- **What you will do**: Output all of the records exactly as written.

- **Exercise inputs**:
= = = =
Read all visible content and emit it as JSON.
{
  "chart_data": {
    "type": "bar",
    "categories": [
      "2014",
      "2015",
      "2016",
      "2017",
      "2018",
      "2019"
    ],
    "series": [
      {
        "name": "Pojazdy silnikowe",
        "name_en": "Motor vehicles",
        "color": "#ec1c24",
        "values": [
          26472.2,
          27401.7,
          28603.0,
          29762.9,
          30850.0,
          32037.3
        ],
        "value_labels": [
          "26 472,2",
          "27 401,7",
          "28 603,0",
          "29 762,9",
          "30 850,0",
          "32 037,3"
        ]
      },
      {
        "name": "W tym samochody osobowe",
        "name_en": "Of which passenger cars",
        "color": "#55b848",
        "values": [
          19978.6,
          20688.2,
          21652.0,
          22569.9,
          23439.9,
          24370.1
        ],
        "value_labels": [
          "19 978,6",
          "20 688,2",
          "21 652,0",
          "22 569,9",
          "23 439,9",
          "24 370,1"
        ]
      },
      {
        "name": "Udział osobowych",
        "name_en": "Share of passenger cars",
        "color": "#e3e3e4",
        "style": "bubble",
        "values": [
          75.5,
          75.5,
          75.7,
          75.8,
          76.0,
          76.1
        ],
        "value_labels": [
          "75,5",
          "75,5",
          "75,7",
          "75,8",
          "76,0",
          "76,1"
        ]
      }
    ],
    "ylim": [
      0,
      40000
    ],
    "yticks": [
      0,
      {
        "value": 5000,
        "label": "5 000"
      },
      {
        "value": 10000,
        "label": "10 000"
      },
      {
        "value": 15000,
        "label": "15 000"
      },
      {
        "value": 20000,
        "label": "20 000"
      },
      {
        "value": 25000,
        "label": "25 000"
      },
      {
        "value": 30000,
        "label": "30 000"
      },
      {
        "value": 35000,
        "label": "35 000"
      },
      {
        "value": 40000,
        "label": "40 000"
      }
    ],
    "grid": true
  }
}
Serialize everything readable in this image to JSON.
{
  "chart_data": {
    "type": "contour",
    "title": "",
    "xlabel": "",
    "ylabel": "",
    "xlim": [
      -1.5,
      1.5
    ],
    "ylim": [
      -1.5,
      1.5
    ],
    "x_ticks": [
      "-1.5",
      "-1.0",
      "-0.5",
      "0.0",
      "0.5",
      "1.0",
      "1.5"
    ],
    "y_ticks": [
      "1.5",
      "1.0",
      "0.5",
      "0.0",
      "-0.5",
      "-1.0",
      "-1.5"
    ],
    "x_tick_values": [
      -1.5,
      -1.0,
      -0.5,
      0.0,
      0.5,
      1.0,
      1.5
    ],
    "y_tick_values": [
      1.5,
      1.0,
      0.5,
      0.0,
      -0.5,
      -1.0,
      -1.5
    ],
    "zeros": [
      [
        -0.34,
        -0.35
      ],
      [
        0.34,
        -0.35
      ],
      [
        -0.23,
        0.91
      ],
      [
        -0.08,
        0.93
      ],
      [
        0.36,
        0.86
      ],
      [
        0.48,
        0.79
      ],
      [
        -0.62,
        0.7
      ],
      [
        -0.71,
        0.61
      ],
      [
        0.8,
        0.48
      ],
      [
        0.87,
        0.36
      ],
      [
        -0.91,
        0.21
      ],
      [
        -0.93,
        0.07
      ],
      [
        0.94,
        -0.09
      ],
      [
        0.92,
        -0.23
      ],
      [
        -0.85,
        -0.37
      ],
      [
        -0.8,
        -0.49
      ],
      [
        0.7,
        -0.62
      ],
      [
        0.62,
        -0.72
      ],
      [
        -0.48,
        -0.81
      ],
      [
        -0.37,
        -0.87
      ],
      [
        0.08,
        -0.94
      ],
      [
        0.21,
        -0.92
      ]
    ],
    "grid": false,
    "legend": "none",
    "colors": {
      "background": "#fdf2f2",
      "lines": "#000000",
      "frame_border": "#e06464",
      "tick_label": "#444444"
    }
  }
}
= = = =
- **Result**:
Read all visible content and emit it as JSON.
{
  "chart_data": {
    "type": "bar",
    "categories": [
      "2014",
      "2015",
      "2016",
      "2017",
      "2018",
      "2019"
    ],
    "series": [
      {
        "name": "Pojazdy silnikowe",
        "name_en": "Motor vehicles",
        "color": "#ec1c24",
        "values": [
          26472.2,
          27401.7,
          28603.0,
          29762.9,
          30850.0,
          32037.3
        ],
        "value_labels": [
          "26 472,2",
          "27 401,7",
          "28 603,0",
          "29 762,9",
          "30 850,0",
          "32 037,3"
        ]
      },
      {
        "name": "W tym samochody osobowe",
        "name_en": "Of which passenger cars",
        "color": "#55b848",
        "values": [
          19978.6,
          20688.2,
          21652.0,
          22569.9,
          23439.9,
          24370.1
        ],
        "value_labels": [
          "19 978,6",
          "20 688,2",
          "21 652,0",
          "22 569,9",
          "23 439,9",
          "24 370,1"
        ]
      },
      {
        "name": "Udział osobowych",
        "name_en": "Share of passenger cars",
        "color": "#e3e3e4",
        "style": "bubble",
        "values": [
          75.5,
          75.5,
          75.7,
          75.8,
          76.0,
          76.1
        ],
        "value_labels": [
          "75,5",
          "75,5",
          "75,7",
          "75,8",
          "76,0",
          "76,1"
        ]
      }
    ],
    "ylim": [
      0,
      40000
    ],
    "yticks": [
      0,
      {
        "value": 5000,
        "label": "5 000"
      },
      {
        "value": 10000,
        "label": "10 000"
      },
      {
        "value": 15000,
        "label": "15 000"
      },
      {
        "value": 20000,
        "label": "20 000"
      },
      {
        "value": 25000,
        "label": "25 000"
      },
      {
        "value": 30000,
        "label": "30 000"
      },
      {
        "value": 35000,
        "label": "35 000"
      },
      {
        "value": 40000,
        "label": "40 000"
      }
    ],
    "grid": true
  }
}
Serialize everything readable in this image to JSON.
{
  "chart_data": {
    "type": "contour",
    "title": "",
    "xlabel": "",
    "ylabel": "",
    "xlim": [
      -1.5,
      1.5
    ],
    "ylim": [
      -1.5,
      1.5
    ],
    "x_ticks": [
      "-1.5",
      "-1.0",
      "-0.5",
      "0.0",
      "0.5",
      "1.0",
      "1.5"
    ],
    "y_ticks": [
      "1.5",
      "1.0",
      "0.5",
      "0.0",
      "-0.5",
      "-1.0",
      "-1.5"
    ],
    "x_tick_values": [
      -1.5,
      -1.0,
      -0.5,
      0.0,
      0.5,
      1.0,
      1.5
    ],
    "y_tick_values": [
      1.5,
      1.0,
      0.5,
      0.0,
      -0.5,
      -1.0,
      -1.5
    ],
    "zeros": [
      [
        -0.34,
        -0.35
      ],
      [
        0.34,
        -0.35
      ],
      [
        -0.23,
        0.91
      ],
      [
        -0.08,
        0.93
      ],
      [
        0.36,
        0.86
      ],
      [
        0.48,
        0.79
      ],
      [
        -0.62,
        0.7
      ],
      [
        -0.71,
        0.61
      ],
      [
        0.8,
        0.48
      ],
      [
        0.87,
        0.36
      ],
      [
        -0.91,
        0.21
      ],
      [
        -0.93,
        0.07
      ],
      [
        0.94,
        -0.09
      ],
      [
        0.92,
        -0.23
      ],
      [
        -0.85,
        -0.37
      ],
      [
        -0.8,
        -0.49
      ],
      [
        0.7,
        -0.62
      ],
      [
        0.62,
        -0.72
      ],
      [
        -0.48,
        -0.81
      ],
      [
        -0.37,
        -0.87
      ],
      [
        0.08,
        -0.94
      ],
      [
        0.21,
        -0.92
      ]
    ],
    "grid": false,
    "legend": "none",
    "colors": {
      "background": "#fdf2f2",
      "lines": "#000000",
      "frame_border": "#e06464",
      "tick_label": "#444444"
    }
  }
}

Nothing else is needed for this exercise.